● Records supplied:
=======

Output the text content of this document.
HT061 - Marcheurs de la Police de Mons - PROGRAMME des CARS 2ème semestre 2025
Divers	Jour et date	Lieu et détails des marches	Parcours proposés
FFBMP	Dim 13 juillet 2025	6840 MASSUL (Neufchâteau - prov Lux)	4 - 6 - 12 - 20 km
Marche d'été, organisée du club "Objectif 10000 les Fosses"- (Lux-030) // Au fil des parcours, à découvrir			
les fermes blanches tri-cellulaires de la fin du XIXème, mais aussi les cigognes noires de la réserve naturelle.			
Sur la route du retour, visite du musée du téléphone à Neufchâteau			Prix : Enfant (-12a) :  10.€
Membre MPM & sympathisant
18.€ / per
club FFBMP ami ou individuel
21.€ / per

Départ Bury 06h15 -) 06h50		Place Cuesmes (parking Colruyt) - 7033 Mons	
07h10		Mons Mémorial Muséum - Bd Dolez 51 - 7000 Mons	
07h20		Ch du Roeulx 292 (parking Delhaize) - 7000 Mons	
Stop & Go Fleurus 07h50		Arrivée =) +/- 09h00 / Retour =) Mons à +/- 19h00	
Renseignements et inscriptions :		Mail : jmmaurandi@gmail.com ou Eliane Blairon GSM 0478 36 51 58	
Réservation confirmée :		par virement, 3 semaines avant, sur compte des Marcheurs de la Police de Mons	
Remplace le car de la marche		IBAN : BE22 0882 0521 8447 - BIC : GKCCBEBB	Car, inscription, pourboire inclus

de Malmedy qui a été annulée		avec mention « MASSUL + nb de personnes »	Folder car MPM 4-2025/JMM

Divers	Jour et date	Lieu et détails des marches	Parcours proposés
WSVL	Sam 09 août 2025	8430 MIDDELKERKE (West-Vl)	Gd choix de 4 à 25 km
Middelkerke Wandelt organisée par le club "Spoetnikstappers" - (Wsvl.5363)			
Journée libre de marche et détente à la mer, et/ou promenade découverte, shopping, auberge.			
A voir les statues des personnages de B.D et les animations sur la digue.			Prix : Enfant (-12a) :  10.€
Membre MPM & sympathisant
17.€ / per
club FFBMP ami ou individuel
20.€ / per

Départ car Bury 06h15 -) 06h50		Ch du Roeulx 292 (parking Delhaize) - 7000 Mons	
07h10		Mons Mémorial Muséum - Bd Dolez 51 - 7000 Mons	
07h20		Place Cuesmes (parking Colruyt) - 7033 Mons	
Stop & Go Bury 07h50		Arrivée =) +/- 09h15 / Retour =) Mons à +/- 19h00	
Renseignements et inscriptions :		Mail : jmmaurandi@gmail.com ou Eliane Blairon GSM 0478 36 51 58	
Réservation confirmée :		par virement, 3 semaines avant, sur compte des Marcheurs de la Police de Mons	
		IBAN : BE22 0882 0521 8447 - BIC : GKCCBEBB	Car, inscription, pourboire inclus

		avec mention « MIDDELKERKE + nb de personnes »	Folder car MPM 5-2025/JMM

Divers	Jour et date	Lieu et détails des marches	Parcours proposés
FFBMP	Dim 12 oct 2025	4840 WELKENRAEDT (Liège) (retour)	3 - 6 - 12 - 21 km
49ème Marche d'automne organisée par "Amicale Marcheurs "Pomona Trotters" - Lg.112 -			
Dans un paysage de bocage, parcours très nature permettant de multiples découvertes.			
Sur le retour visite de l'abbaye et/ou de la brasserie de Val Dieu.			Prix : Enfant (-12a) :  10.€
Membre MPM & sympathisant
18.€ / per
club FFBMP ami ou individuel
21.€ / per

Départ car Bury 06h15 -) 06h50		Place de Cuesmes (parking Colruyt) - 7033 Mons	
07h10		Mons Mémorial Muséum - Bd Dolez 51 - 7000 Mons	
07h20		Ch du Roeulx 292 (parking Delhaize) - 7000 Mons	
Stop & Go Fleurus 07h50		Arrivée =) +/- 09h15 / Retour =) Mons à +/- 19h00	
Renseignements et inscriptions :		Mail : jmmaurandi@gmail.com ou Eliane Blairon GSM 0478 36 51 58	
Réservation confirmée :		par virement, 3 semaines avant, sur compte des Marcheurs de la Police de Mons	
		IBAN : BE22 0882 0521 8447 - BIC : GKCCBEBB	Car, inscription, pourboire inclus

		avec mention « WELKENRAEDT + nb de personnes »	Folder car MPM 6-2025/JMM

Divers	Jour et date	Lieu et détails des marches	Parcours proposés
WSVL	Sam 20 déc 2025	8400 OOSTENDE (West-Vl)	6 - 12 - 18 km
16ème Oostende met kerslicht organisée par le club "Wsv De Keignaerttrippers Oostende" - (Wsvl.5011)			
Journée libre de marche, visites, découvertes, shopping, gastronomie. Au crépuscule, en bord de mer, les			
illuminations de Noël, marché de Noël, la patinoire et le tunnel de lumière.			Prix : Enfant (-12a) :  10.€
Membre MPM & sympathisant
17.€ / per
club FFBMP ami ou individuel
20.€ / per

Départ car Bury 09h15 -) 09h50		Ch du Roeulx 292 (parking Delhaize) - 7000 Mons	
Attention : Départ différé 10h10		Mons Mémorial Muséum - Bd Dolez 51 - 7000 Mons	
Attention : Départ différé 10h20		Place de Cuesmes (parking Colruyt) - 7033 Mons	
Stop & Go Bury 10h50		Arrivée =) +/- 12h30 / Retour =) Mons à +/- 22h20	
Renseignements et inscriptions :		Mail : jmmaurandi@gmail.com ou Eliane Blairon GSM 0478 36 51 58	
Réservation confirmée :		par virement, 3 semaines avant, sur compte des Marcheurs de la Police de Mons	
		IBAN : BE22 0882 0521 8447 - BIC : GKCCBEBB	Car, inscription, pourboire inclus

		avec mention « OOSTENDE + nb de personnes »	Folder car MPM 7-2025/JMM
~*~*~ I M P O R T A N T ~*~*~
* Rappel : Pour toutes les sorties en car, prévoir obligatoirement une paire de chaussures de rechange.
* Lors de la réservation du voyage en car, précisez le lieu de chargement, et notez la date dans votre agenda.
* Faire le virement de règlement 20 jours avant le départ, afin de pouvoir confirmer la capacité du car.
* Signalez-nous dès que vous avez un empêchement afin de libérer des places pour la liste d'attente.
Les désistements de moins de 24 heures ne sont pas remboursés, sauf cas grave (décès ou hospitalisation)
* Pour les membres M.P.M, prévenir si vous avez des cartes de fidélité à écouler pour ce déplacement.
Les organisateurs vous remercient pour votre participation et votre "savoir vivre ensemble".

=======

● Short task:
The records above should be repeated in full, exactly as given.

● Result for this exercise:
Output the text content of this document.
HT061 - Marcheurs de la Police de Mons - PROGRAMME des CARS 2ème semestre 2025
Divers	Jour et date	Lieu et détails des marches	Parcours proposés
FFBMP	Dim 13 juillet 2025	6840 MASSUL (Neufchâteau - prov Lux)	4 - 6 - 12 - 20 km
Marche d'été, organisée du club "Objectif 10000 les Fosses"- (Lux-030) // Au fil des parcours, à découvrir			
les fermes blanches tri-cellulaires de la fin du XIXème, mais aussi les cigognes noires de la réserve naturelle.			
Sur la route du retour, visite du musée du téléphone à Neufchâteau			Prix : Enfant (-12a) :  10.€
Membre MPM & sympathisant
18.€ / per
club FFBMP ami ou individuel
21.€ / per

Départ Bury 06h15 -) 06h50		Place Cuesmes (parking Colruyt) - 7033 Mons	
07h10		Mons Mémorial Muséum - Bd Dolez 51 - 7000 Mons	
07h20		Ch du Roeulx 292 (parking Delhaize) - 7000 Mons	
Stop & Go Fleurus 07h50		Arrivée =) +/- 09h00 / Retour =) Mons à +/- 19h00	
Renseignements et inscriptions :		Mail : jmmaurandi@gmail.com ou Eliane Blairon GSM 0478 36 51 58	
Réservation confirmée :		par virement, 3 semaines avant, sur compte des Marcheurs de la Police de Mons	
Remplace le car de la marche		IBAN : BE22 0882 0521 8447 - BIC : GKCCBEBB	Car, inscription, pourboire inclus

de Malmedy qui a été annulée		avec mention « MASSUL + nb de personnes »	Folder car MPM 4-2025/JMM

Divers	Jour et date	Lieu et détails des marches	Parcours proposés
WSVL	Sam 09 août 2025	8430 MIDDELKERKE (West-Vl)	Gd choix de 4 à 25 km
Middelkerke Wandelt organisée par le club "Spoetnikstappers" - (Wsvl.5363)			
Journée libre de marche et détente à la mer, et/ou promenade découverte, shopping, auberge.			
A voir les statues des personnages de B.D et les animations sur la digue.			Prix : Enfant (-12a) :  10.€
Membre MPM & sympathisant
17.€ / per
club FFBMP ami ou individuel
20.€ / per

Départ car Bury 06h15 -) 06h50		Ch du Roeulx 292 (parking Delhaize) - 7000 Mons	
07h10		Mons Mémorial Muséum - Bd Dolez 51 - 7000 Mons	
07h20		Place Cuesmes (parking Colruyt) - 7033 Mons	
Stop & Go Bury 07h50		Arrivée =) +/- 09h15 / Retour =) Mons à +/- 19h00	
Renseignements et inscriptions :		Mail : jmmaurandi@gmail.com ou Eliane Blairon GSM 0478 36 51 58	
Réservation confirmée :		par virement, 3 semaines avant, sur compte des Marcheurs de la Police de Mons	
		IBAN : BE22 0882 0521 8447 - BIC : GKCCBEBB	Car, inscription, pourboire inclus

		avec mention « MIDDELKERKE + nb de personnes »	Folder car MPM 5-2025/JMM

Divers	Jour et date	Lieu et détails des marches	Parcours proposés
FFBMP	Dim 12 oct 2025	4840 WELKENRAEDT (Liège) (retour)	3 - 6 - 12 - 21 km
49ème Marche d'automne organisée par "Amicale Marcheurs "Pomona Trotters" - Lg.112 -			
Dans un paysage de bocage, parcours très nature permettant de multiples découvertes.			
Sur le retour visite de l'abbaye et/ou de la brasserie de Val Dieu.			Prix : Enfant (-12a) :  10.€
Membre MPM & sympathisant
18.€ / per
club FFBMP ami ou individuel
21.€ / per

Départ car Bury 06h15 -) 06h50		Place de Cuesmes (parking Colruyt) - 7033 Mons	
07h10		Mons Mémorial Muséum - Bd Dolez 51 - 7000 Mons	
07h20		Ch du Roeulx 292 (parking Delhaize) - 7000 Mons	
Stop & Go Fleurus 07h50		Arrivée =) +/- 09h15 / Retour =) Mons à +/- 19h00	
Renseignements et inscriptions :		Mail : jmmaurandi@gmail.com ou Eliane Blairon GSM 0478 36 51 58	
Réservation confirmée :		par virement, 3 semaines avant, sur compte des Marcheurs de la Police de Mons	
		IBAN : BE22 0882 0521 8447 - BIC : GKCCBEBB	Car, inscription, pourboire inclus

		avec mention « WELKENRAEDT + nb de personnes »	Folder car MPM 6-2025/JMM

Divers	Jour et date	Lieu et détails des marches	Parcours proposés
WSVL	Sam 20 déc 2025	8400 OOSTENDE (West-Vl)	6 - 12 - 18 km
16ème Oostende met kerslicht organisée par le club "Wsv De Keignaerttrippers Oostende" - (Wsvl.5011)			
Journée libre de marche, visites, découvertes, shopping, gastronomie. Au crépuscule, en bord de mer, les			
illuminations de Noël, marché de Noël, la patinoire et le tunnel de lumière.			Prix : Enfant (-12a) :  10.€
Membre MPM & sympathisant
17.€ / per
club FFBMP ami ou individuel
20.€ / per

Départ car Bury 09h15 -) 09h50		Ch du Roeulx 292 (parking Delhaize) - 7000 Mons	
Attention : Départ différé 10h10		Mons Mémorial Muséum - Bd Dolez 51 - 7000 Mons	
Attention : Départ différé 10h20		Place de Cuesmes (parking Colruyt) - 7033 Mons	
Stop & Go Bury 10h50		Arrivée =) +/- 12h30 / Retour =) Mons à +/- 22h20	
Renseignements et inscriptions :		Mail : jmmaurandi@gmail.com ou Eliane Blairon GSM 0478 36 51 58	
Réservation confirmée :		par virement, 3 semaines avant, sur compte des Marcheurs de la Police de Mons	
		IBAN : BE22 0882 0521 8447 - BIC : GKCCBEBB	Car, inscription, pourboire inclus

		avec mention « OOSTENDE + nb de personnes »	Folder car MPM 7-2025/JMM
~*~*~ I M P O R T A N T ~*~*~
* Rappel : Pour toutes les sorties en car, prévoir obligatoirement une paire de chaussures de rechange.
* Lors de la réservation du voyage en car, précisez le lieu de chargement, et notez la date dans votre agenda.
* Faire le virement de règlement 20 jours avant le départ, afin de pouvoir confirmer la capacité du car.
* Signalez-nous dès que vous avez un empêchement afin de libérer des places pour la liste d'attente.
Les désistements de moins de 24 heures ne sont pas remboursés, sauf cas grave (décès ou hospitalisation)
* Pour les membres M.P.M, prévenir si vous avez des cartes de fidélité à écouler pour ce déplacement.
Les organisateurs vous remercient pour votre participation et votre "savoir vivre ensemble".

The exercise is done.